- Born: October 9, 1943 (age 82) Puerto Armuelles, Panama, North America
- Education: BA in Anthropology, University of Los Andes, Colombia MA in Sociology, University of Essex, UK PhD in Sociology, University of Essex, UK
- Occupations: Anthropologist, conservationist, writer, educator
- Years active: 1979-present
- Spouse: Sonia Martinelli Tono (1976–present)
- Children: Monica Isabel Heckadon Martinelli & Diego Antonio Heckadon Martinelli

= Stanley Heckadon Moreno =

Anthropologist, conservationist, writer

Stanley Heckadon-Moreno (9 October 1943) is a Panamanian anthropologist, conservationist, writer and educator. He is an advocate for the preservation of tropical forests in Central America. His work has contributed to the creation of protected areas in Panama, particularly in the Panama Canal Watershed. He has also contributed to creation of the legislation to protect indigenous territories.

Since 1983 he has been associated with the Smithsonian Tropical Research Institute (STRI). From 2000 to 2020 he was their director of the Galeta Point Marine Laboratory.

• _Source excerpt_:
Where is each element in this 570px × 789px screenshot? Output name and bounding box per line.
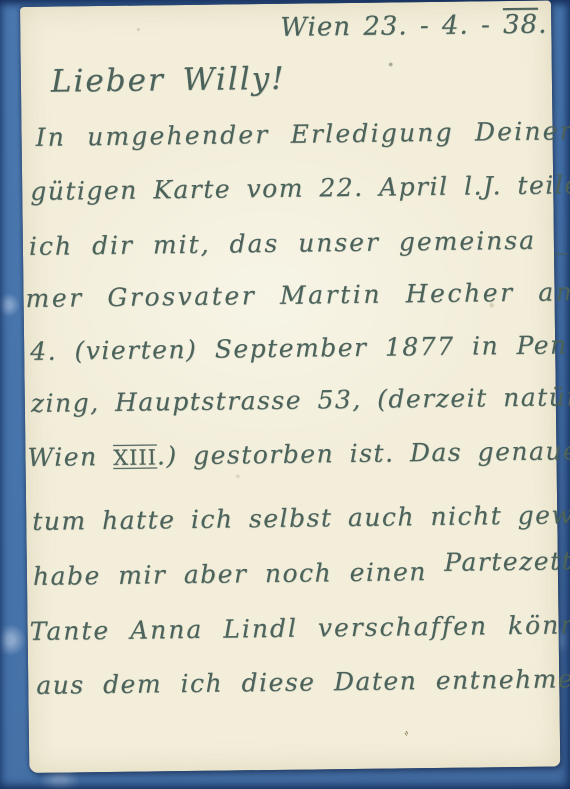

• _Tasks to perform_:
- A) Please extract from the Heckadon Moreno biography the part that opens with the words containing "- Children: Monica" and closes with "protect indigenous territories.".
- B) Answer these questions using the Heckadon Moreno biography:
(i) Which university granted his BA in Anthropology?
(ii) Who is named as his spouse?
(iii) Since what year has he been associated with the Smithsonian Tropical Research Institute?

• _Correct answers_:
- A)
- Children: Monica Isabel Heckadon Martinelli & Diego Antonio Heckadon Martinelli

= Stanley Heckadon Moreno =

Anthropologist, conservationist, writer

Stanley Heckadon-Moreno (9 October 1943) is a Panamanian anthropologist, conservationist, writer and educator. He is an advocate for the preservation of tropical forests in Central America. His work has contributed to the creation of protected areas in Panama, particularly in the Panama Canal Watershed. He has also contributed to creation of the legislation to protect indigenous territories.

- B)
(i) University of Los Andes, Colombia
(ii) Sonia Martinelli Tono
(iii) 1983